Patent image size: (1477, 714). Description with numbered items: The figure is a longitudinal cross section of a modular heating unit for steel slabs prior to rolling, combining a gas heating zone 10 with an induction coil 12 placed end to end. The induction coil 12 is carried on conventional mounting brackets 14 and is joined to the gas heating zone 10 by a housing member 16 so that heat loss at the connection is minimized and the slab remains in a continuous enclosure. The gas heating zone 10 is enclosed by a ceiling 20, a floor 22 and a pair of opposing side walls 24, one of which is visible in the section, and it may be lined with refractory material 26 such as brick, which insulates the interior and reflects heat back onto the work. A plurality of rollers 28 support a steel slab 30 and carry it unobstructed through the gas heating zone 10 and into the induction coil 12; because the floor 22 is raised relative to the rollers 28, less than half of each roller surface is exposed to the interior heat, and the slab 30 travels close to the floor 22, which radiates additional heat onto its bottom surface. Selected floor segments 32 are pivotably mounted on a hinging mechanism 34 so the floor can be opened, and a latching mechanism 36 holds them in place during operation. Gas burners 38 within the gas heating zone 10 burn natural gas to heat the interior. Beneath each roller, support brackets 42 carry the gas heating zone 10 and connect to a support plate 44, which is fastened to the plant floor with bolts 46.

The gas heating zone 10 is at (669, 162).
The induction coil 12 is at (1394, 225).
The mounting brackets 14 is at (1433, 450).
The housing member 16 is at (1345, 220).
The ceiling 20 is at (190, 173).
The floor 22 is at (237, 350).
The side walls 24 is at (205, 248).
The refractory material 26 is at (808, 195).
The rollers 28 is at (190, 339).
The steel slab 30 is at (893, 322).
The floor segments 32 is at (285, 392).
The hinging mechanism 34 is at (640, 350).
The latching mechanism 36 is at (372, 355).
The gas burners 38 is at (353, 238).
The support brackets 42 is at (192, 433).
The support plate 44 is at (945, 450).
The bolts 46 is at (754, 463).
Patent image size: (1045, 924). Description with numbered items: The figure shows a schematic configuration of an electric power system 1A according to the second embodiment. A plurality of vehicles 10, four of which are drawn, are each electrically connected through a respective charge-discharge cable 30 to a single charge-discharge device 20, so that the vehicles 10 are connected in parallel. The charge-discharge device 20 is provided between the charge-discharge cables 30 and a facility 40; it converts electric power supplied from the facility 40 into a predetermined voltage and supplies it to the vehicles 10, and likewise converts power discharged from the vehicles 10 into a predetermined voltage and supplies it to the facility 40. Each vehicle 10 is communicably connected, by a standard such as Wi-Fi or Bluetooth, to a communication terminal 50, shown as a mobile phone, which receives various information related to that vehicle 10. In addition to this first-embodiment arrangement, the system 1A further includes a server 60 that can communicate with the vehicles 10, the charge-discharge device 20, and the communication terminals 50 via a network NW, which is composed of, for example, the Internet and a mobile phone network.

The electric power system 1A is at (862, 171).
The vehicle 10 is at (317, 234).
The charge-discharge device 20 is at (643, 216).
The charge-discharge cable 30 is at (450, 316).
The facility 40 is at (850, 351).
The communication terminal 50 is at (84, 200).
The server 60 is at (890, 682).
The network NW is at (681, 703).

WRITTEN INSTRUCTION – Copy every line of the items above word for word, without changing anything.

FINISHED ANSWER –
Patent image size: (1477, 714). Description with numbered items: The figure is a longitudinal cross section of a modular heating unit for steel slabs prior to rolling, combining a gas heating zone 10 with an induction coil 12 placed end to end. The induction coil 12 is carried on conventional mounting brackets 14 and is joined to the gas heating zone 10 by a housing member 16 so that heat loss at the connection is minimized and the slab remains in a continuous enclosure. The gas heating zone 10 is enclosed by a ceiling 20, a floor 22 and a pair of opposing side walls 24, one of which is visible in the section, and it may be lined with refractory material 26 such as brick, which insulates the interior and reflects heat back onto the work. A plurality of rollers 28 support a steel slab 30 and carry it unobstructed through the gas heating zone 10 and into the induction coil 12; because the floor 22 is raised relative to the rollers 28, less than half of each roller surface is exposed to the interior heat, and the slab 30 travels close to the floor 22, which radiates additional heat onto its bottom surface. Selected floor segments 32 are pivotably mounted on a hinging mechanism 34 so the floor can be opened, and a latching mechanism 36 holds them in place during operation. Gas burners 38 within the gas heating zone 10 burn natural gas to heat the interior. Beneath each roller, support brackets 42 carry the gas heating zone 10 and connect to a support plate 44, which is fastened to the plant floor with bolts 46.

The gas heating zone 10 is at (669, 162).
The induction coil 12 is at (1394, 225).
The mounting brackets 14 is at (1433, 450).
The housing member 16 is at (1345, 220).
The ceiling 20 is at (190, 173).
The floor 22 is at (237, 350).
The side walls 24 is at (205, 248).
The refractory material 26 is at (808, 195).
The rollers 28 is at (190, 339).
The steel slab 30 is at (893, 322).
The floor segments 32 is at (285, 392).
The hinging mechanism 34 is at (640, 350).
The latching mechanism 36 is at (372, 355).
The gas burners 38 is at (353, 238).
The support brackets 42 is at (192, 433).
The support plate 44 is at (945, 450).
The bolts 46 is at (754, 463).
Patent image size: (1045, 924). Description with numbered items: The figure shows a schematic configuration of an electric power system 1A according to the second embodiment. A plurality of vehicles 10, four of which are drawn, are each electrically connected through a respective charge-discharge cable 30 to a single charge-discharge device 20, so that the vehicles 10 are connected in parallel. The charge-discharge device 20 is provided between the charge-discharge cables 30 and a facility 40; it converts electric power supplied from the facility 40 into a predetermined voltage and supplies it to the vehicles 10, and likewise converts power discharged from the vehicles 10 into a predetermined voltage and supplies it to the facility 40. Each vehicle 10 is communicably connected, by a standard such as Wi-Fi or Bluetooth, to a communication terminal 50, shown as a mobile phone, which receives various information related to that vehicle 10. In addition to this first-embodiment arrangement, the system 1A further includes a server 60 that can communicate with the vehicles 10, the charge-discharge device 20, and the communication terminals 50 via a network NW, which is composed of, for example, the Internet and a mobile phone network.

The electric power system 1A is at (862, 171).
The vehicle 10 is at (317, 234).
The charge-discharge device 20 is at (643, 216).
The charge-discharge cable 30 is at (450, 316).
The facility 40 is at (850, 351).
The communication terminal 50 is at (84, 200).
The server 60 is at (890, 682).
The network NW is at (681, 703).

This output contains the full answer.